**WORK TO DO:**
The records below are to be repeated in full, exactly as they are.
——————
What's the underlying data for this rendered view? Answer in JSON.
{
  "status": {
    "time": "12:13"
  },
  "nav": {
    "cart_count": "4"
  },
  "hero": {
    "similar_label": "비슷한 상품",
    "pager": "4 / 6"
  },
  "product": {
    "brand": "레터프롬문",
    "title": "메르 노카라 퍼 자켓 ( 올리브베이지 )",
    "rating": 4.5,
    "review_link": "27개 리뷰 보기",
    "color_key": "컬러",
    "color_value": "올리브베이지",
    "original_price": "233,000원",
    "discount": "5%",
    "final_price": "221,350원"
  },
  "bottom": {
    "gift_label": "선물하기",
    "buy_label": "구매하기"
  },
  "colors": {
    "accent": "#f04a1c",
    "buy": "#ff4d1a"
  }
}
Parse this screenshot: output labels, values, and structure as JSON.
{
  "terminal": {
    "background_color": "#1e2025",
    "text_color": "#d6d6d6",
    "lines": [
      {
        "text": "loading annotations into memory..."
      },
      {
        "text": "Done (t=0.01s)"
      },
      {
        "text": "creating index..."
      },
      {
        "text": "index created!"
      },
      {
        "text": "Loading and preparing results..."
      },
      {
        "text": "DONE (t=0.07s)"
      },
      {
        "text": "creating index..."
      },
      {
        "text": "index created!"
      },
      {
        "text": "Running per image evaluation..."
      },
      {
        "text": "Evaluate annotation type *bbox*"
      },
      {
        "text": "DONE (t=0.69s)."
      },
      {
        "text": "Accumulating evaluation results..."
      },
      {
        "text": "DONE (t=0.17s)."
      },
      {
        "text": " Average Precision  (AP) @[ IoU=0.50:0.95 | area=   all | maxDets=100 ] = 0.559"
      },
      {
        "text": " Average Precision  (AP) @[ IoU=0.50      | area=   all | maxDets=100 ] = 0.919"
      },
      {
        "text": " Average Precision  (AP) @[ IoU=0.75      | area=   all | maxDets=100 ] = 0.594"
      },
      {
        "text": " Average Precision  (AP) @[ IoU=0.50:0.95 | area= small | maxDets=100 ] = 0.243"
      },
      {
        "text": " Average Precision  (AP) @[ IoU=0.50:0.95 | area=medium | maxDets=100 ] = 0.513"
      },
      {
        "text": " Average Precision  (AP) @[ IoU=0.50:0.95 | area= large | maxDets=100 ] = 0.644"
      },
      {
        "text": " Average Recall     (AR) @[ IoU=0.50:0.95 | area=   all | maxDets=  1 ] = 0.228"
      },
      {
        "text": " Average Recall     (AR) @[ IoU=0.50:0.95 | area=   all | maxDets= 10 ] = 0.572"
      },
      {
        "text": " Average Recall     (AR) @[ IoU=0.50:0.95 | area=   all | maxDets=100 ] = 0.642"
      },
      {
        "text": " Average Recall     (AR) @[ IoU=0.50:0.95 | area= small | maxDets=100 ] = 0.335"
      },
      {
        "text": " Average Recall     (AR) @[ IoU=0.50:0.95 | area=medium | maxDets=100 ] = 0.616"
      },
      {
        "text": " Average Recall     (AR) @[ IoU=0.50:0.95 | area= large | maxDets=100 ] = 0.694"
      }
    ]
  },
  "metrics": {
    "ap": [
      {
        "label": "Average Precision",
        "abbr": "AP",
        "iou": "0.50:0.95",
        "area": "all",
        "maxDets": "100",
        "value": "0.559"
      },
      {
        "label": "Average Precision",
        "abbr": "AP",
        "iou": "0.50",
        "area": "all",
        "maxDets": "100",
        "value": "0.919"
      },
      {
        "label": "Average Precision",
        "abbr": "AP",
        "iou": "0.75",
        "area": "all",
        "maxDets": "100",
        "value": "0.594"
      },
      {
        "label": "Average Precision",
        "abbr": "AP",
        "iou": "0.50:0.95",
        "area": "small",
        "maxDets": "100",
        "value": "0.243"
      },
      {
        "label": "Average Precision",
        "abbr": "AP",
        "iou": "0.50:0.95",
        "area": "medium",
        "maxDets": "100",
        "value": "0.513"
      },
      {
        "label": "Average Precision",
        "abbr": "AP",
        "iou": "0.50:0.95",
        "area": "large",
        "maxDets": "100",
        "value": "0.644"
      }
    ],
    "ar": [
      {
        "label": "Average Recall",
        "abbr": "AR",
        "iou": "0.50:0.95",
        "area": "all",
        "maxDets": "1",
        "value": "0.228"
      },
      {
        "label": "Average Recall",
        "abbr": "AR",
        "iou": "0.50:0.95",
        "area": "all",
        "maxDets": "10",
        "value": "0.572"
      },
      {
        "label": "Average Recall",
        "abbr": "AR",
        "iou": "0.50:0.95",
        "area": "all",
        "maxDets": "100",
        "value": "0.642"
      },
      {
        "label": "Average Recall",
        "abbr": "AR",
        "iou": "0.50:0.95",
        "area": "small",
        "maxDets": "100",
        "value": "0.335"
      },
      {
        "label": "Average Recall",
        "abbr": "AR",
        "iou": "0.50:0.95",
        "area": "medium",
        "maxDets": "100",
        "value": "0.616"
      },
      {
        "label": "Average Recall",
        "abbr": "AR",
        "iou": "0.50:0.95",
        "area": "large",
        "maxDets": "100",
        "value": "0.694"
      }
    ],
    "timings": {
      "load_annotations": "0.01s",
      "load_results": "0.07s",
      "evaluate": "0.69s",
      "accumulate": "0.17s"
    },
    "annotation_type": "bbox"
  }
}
——————
**ANSWER FOR THE TASK:**
What's the underlying data for this rendered view? Answer in JSON.
{
  "status": {
    "time": "12:13"
  },
  "nav": {
    "cart_count": "4"
  },
  "hero": {
    "similar_label": "비슷한 상품",
    "pager": "4 / 6"
  },
  "product": {
    "brand": "레터프롬문",
    "title": "메르 노카라 퍼 자켓 ( 올리브베이지 )",
    "rating": 4.5,
    "review_link": "27개 리뷰 보기",
    "color_key": "컬러",
    "color_value": "올리브베이지",
    "original_price": "233,000원",
    "discount": "5%",
    "final_price": "221,350원"
  },
  "bottom": {
    "gift_label": "선물하기",
    "buy_label": "구매하기"
  },
  "colors": {
    "accent": "#f04a1c",
    "buy": "#ff4d1a"
  }
}
Parse this screenshot: output labels, values, and structure as JSON.
{
  "terminal": {
    "background_color": "#1e2025",
    "text_color": "#d6d6d6",
    "lines": [
      {
        "text": "loading annotations into memory..."
      },
      {
        "text": "Done (t=0.01s)"
      },
      {
        "text": "creating index..."
      },
      {
        "text": "index created!"
      },
      {
        "text": "Loading and preparing results..."
      },
      {
        "text": "DONE (t=0.07s)"
      },
      {
        "text": "creating index..."
      },
      {
        "text": "index created!"
      },
      {
        "text": "Running per image evaluation..."
      },
      {
        "text": "Evaluate annotation type *bbox*"
      },
      {
        "text": "DONE (t=0.69s)."
      },
      {
        "text": "Accumulating evaluation results..."
      },
      {
        "text": "DONE (t=0.17s)."
      },
      {
        "text": " Average Precision  (AP) @[ IoU=0.50:0.95 | area=   all | maxDets=100 ] = 0.559"
      },
      {
        "text": " Average Precision  (AP) @[ IoU=0.50      | area=   all | maxDets=100 ] = 0.919"
      },
      {
        "text": " Average Precision  (AP) @[ IoU=0.75      | area=   all | maxDets=100 ] = 0.594"
      },
      {
        "text": " Average Precision  (AP) @[ IoU=0.50:0.95 | area= small | maxDets=100 ] = 0.243"
      },
      {
        "text": " Average Precision  (AP) @[ IoU=0.50:0.95 | area=medium | maxDets=100 ] = 0.513"
      },
      {
        "text": " Average Precision  (AP) @[ IoU=0.50:0.95 | area= large | maxDets=100 ] = 0.644"
      },
      {
        "text": " Average Recall     (AR) @[ IoU=0.50:0.95 | area=   all | maxDets=  1 ] = 0.228"
      },
      {
        "text": " Average Recall     (AR) @[ IoU=0.50:0.95 | area=   all | maxDets= 10 ] = 0.572"
      },
      {
        "text": " Average Recall     (AR) @[ IoU=0.50:0.95 | area=   all | maxDets=100 ] = 0.642"
      },
      {
        "text": " Average Recall     (AR) @[ IoU=0.50:0.95 | area= small | maxDets=100 ] = 0.335"
      },
      {
        "text": " Average Recall     (AR) @[ IoU=0.50:0.95 | area=medium | maxDets=100 ] = 0.616"
      },
      {
        "text": " Average Recall     (AR) @[ IoU=0.50:0.95 | area= large | maxDets=100 ] = 0.694"
      }
    ]
  },
  "metrics": {
    "ap": [
      {
        "label": "Average Precision",
        "abbr": "AP",
        "iou": "0.50:0.95",
        "area": "all",
        "maxDets": "100",
        "value": "0.559"
      },
      {
        "label": "Average Precision",
        "abbr": "AP",
        "iou": "0.50",
        "area": "all",
        "maxDets": "100",
        "value": "0.919"
      },
      {
        "label": "Average Precision",
        "abbr": "AP",
        "iou": "0.75",
        "area": "all",
        "maxDets": "100",
        "value": "0.594"
      },
      {
        "label": "Average Precision",
        "abbr": "AP",
        "iou": "0.50:0.95",
        "area": "small",
        "maxDets": "100",
        "value": "0.243"
      },
      {
        "label": "Average Precision",
        "abbr": "AP",
        "iou": "0.50:0.95",
        "area": "medium",
        "maxDets": "100",
        "value": "0.513"
      },
      {
        "label": "Average Precision",
        "abbr": "AP",
        "iou": "0.50:0.95",
        "area": "large",
        "maxDets": "100",
        "value": "0.644"
      }
    ],
    "ar": [
      {
        "label": "Average Recall",
        "abbr": "AR",
        "iou": "0.50:0.95",
        "area": "all",
        "maxDets": "1",
        "value": "0.228"
      },
      {
        "label": "Average Recall",
        "abbr": "AR",
        "iou": "0.50:0.95",
        "area": "all",
        "maxDets": "10",
        "value": "0.572"
      },
      {
        "label": "Average Recall",
        "abbr": "AR",
        "iou": "0.50:0.95",
        "area": "all",
        "maxDets": "100",
        "value": "0.642"
      },
      {
        "label": "Average Recall",
        "abbr": "AR",
        "iou": "0.50:0.95",
        "area": "small",
        "maxDets": "100",
        "value": "0.335"
      },
      {
        "label": "Average Recall",
        "abbr": "AR",
        "iou": "0.50:0.95",
        "area": "medium",
        "maxDets": "100",
        "value": "0.616"
      },
      {
        "label": "Average Recall",
        "abbr": "AR",
        "iou": "0.50:0.95",
        "area": "large",
        "maxDets": "100",
        "value": "0.694"
      }
    ],
    "timings": {
      "load_annotations": "0.01s",
      "load_results": "0.07s",
      "evaluate": "0.69s",
      "accumulate": "0.17s"
    },
    "annotation_type": "bbox"
  }
}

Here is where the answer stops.